**WORK TO DO:** Count each line below that has "Tahoe" anywhere in it. Answer with the total alone.

Entries with figure data:
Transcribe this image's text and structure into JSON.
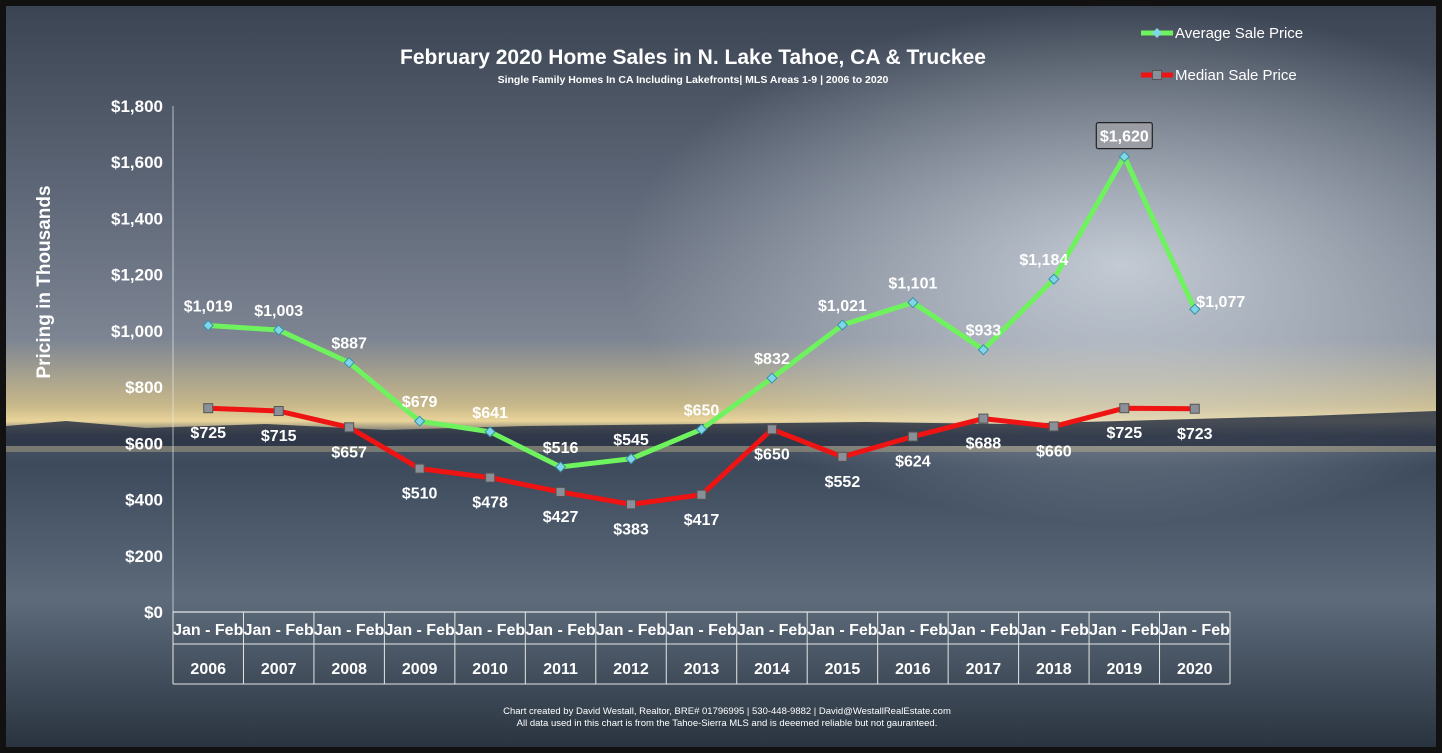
{
  "chart_data": {
    "type": "line",
    "title": "February 2020 Home Sales in N. Lake Tahoe, CA & Truckee",
    "subtitle": "Single Family Homes In CA Including Lakefronts| MLS Areas 1-9 | 2006 to 2020",
    "ylabel": "Pricing in Thousands",
    "ylim": [
      0,
      1800
    ],
    "yticks": [
      "$0",
      "$200",
      "$400",
      "$600",
      "$800",
      "$1,000",
      "$1,200",
      "$1,400",
      "$1,600",
      "$1,800"
    ],
    "ytick_values": [
      0,
      200,
      400,
      600,
      800,
      1000,
      1200,
      1400,
      1600,
      1800
    ],
    "categories": [
      "2006",
      "2007",
      "2008",
      "2009",
      "2010",
      "2011",
      "2012",
      "2013",
      "2014",
      "2015",
      "2016",
      "2017",
      "2018",
      "2019",
      "2020"
    ],
    "period_label": "Jan - Feb",
    "legend_position": "top-right",
    "series": [
      {
        "name": "Average Sale Price",
        "color": "#6ef25e",
        "marker_color": "#7fd6e6",
        "values": [
          1019,
          1003,
          887,
          679,
          641,
          516,
          545,
          650,
          832,
          1021,
          1101,
          933,
          1184,
          1620,
          1077
        ],
        "labels": [
          "$1,019",
          "$1,003",
          "$887",
          "$679",
          "$641",
          "$516",
          "$545",
          "$650",
          "$832",
          "$1,021",
          "$1,101",
          "$933",
          "$1,184",
          "$1,620",
          "$1,077"
        ]
      },
      {
        "name": "Median Sale Price",
        "color": "#ee1414",
        "marker_color": "#8a8f98",
        "values": [
          725,
          715,
          657,
          510,
          478,
          427,
          383,
          417,
          650,
          552,
          624,
          688,
          660,
          725,
          723
        ],
        "labels": [
          "$725",
          "$715",
          "$657",
          "$510",
          "$478",
          "$427",
          "$383",
          "$417",
          "$650",
          "$552",
          "$624",
          "$688",
          "$660",
          "$725",
          "$723"
        ]
      }
    ],
    "highlight": {
      "series": 0,
      "index": 13
    }
  },
  "footer": {
    "line1": "Chart created by David Westall, Realtor, BRE# 01796995 | 530-448-9882 | David@WestallRealEstate.com",
    "line2": "All data used in this chart is from the Tahoe-Sierra MLS and is deeemed reliable but  not gauranteed."
  }
}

**THE ANSWER:** 2